▶ [What you will do]
Copy every line of the listing exactly.

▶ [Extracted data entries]
** start **

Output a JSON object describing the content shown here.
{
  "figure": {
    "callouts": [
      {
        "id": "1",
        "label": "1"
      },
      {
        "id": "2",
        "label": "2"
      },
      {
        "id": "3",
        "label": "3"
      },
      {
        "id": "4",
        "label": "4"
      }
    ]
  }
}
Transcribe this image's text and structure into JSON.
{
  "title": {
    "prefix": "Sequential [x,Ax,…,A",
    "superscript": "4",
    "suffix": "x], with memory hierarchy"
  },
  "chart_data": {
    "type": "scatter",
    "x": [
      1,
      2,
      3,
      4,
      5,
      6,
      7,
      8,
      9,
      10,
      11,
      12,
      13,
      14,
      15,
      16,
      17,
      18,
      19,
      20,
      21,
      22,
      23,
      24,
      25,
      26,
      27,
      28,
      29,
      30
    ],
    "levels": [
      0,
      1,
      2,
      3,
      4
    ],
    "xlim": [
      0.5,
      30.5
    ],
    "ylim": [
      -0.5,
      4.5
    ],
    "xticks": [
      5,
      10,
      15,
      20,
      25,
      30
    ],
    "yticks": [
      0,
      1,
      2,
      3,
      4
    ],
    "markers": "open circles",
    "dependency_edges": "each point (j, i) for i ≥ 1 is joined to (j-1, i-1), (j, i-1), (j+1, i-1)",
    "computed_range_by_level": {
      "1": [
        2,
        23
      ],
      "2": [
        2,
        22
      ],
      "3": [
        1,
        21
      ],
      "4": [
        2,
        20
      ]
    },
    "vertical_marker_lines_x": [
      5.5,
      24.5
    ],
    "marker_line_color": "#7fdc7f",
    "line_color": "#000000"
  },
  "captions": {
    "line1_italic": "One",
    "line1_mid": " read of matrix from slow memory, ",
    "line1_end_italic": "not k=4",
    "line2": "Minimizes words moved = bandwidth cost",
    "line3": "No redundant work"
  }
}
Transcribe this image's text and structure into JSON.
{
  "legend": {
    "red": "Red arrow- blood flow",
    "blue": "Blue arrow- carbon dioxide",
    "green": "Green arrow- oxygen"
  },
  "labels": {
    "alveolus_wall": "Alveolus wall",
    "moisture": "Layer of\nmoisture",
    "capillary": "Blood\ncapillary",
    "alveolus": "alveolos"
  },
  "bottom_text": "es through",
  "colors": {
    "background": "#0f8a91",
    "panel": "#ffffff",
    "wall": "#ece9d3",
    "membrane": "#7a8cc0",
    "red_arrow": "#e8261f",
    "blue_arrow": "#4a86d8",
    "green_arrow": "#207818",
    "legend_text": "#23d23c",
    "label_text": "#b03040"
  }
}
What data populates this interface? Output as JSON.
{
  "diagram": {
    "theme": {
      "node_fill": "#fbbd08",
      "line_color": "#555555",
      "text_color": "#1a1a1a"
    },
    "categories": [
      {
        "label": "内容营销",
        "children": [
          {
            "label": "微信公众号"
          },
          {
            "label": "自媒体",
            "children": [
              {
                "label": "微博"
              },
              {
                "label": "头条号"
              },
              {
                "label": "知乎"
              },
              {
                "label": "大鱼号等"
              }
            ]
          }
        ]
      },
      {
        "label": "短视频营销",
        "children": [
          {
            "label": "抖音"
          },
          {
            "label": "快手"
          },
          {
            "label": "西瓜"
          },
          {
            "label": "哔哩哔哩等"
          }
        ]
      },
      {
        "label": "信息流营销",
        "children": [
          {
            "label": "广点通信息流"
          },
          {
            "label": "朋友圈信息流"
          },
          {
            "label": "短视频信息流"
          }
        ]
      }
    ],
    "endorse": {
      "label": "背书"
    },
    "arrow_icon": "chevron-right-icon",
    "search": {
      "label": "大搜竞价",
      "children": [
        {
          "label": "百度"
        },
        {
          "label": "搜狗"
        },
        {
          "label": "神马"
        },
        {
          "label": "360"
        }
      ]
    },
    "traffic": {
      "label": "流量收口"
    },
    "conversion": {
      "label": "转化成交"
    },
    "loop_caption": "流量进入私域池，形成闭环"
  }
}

** end **

▶ [Response to the task]
Output a JSON object describing the content shown here.
{
  "figure": {
    "callouts": [
      {
        "id": "1",
        "label": "1"
      },
      {
        "id": "2",
        "label": "2"
      },
      {
        "id": "3",
        "label": "3"
      },
      {
        "id": "4",
        "label": "4"
      }
    ]
  }
}
Transcribe this image's text and structure into JSON.
{
  "title": {
    "prefix": "Sequential [x,Ax,…,A",
    "superscript": "4",
    "suffix": "x], with memory hierarchy"
  },
  "chart_data": {
    "type": "scatter",
    "x": [
      1,
      2,
      3,
      4,
      5,
      6,
      7,
      8,
      9,
      10,
      11,
      12,
      13,
      14,
      15,
      16,
      17,
      18,
      19,
      20,
      21,
      22,
      23,
      24,
      25,
      26,
      27,
      28,
      29,
      30
    ],
    "levels": [
      0,
      1,
      2,
      3,
      4
    ],
    "xlim": [
      0.5,
      30.5
    ],
    "ylim": [
      -0.5,
      4.5
    ],
    "xticks": [
      5,
      10,
      15,
      20,
      25,
      30
    ],
    "yticks": [
      0,
      1,
      2,
      3,
      4
    ],
    "markers": "open circles",
    "dependency_edges": "each point (j, i) for i ≥ 1 is joined to (j-1, i-1), (j, i-1), (j+1, i-1)",
    "computed_range_by_level": {
      "1": [
        2,
        23
      ],
      "2": [
        2,
        22
      ],
      "3": [
        1,
        21
      ],
      "4": [
        2,
        20
      ]
    },
    "vertical_marker_lines_x": [
      5.5,
      24.5
    ],
    "marker_line_color": "#7fdc7f",
    "line_color": "#000000"
  },
  "captions": {
    "line1_italic": "One",
    "line1_mid": " read of matrix from slow memory, ",
    "line1_end_italic": "not k=4",
    "line2": "Minimizes words moved = bandwidth cost",
    "line3": "No redundant work"
  }
}
Transcribe this image's text and structure into JSON.
{
  "legend": {
    "red": "Red arrow- blood flow",
    "blue": "Blue arrow- carbon dioxide",
    "green": "Green arrow- oxygen"
  },
  "labels": {
    "alveolus_wall": "Alveolus wall",
    "moisture": "Layer of\nmoisture",
    "capillary": "Blood\ncapillary",
    "alveolus": "alveolos"
  },
  "bottom_text": "es through",
  "colors": {
    "background": "#0f8a91",
    "panel": "#ffffff",
    "wall": "#ece9d3",
    "membrane": "#7a8cc0",
    "red_arrow": "#e8261f",
    "blue_arrow": "#4a86d8",
    "green_arrow": "#207818",
    "legend_text": "#23d23c",
    "label_text": "#b03040"
  }
}
What data populates this interface? Output as JSON.
{
  "diagram": {
    "theme": {
      "node_fill": "#fbbd08",
      "line_color": "#555555",
      "text_color": "#1a1a1a"
    },
    "categories": [
      {
        "label": "内容营销",
        "children": [
          {
            "label": "微信公众号"
          },
          {
            "label": "自媒体",
            "children": [
              {
                "label": "微博"
              },
              {
                "label": "头条号"
              },
              {
                "label": "知乎"
              },
              {
                "label": "大鱼号等"
              }
            ]
          }
        ]
      },
      {
        "label": "短视频营销",
        "children": [
          {
            "label": "抖音"
          },
          {
            "label": "快手"
          },
          {
            "label": "西瓜"
          },
          {
            "label": "哔哩哔哩等"
          }
        ]
      },
      {
        "label": "信息流营销",
        "children": [
          {
            "label": "广点通信息流"
          },
          {
            "label": "朋友圈信息流"
          },
          {
            "label": "短视频信息流"
          }
        ]
      }
    ],
    "endorse": {
      "label": "背书"
    },
    "arrow_icon": "chevron-right-icon",
    "search": {
      "label": "大搜竞价",
      "children": [
        {
          "label": "百度"
        },
        {
          "label": "搜狗"
        },
        {
          "label": "神马"
        },
        {
          "label": "360"
        }
      ]
    },
    "traffic": {
      "label": "流量收口"
    },
    "conversion": {
      "label": "转化成交"
    },
    "loop_caption": "流量进入私域池，形成闭环"
  }
}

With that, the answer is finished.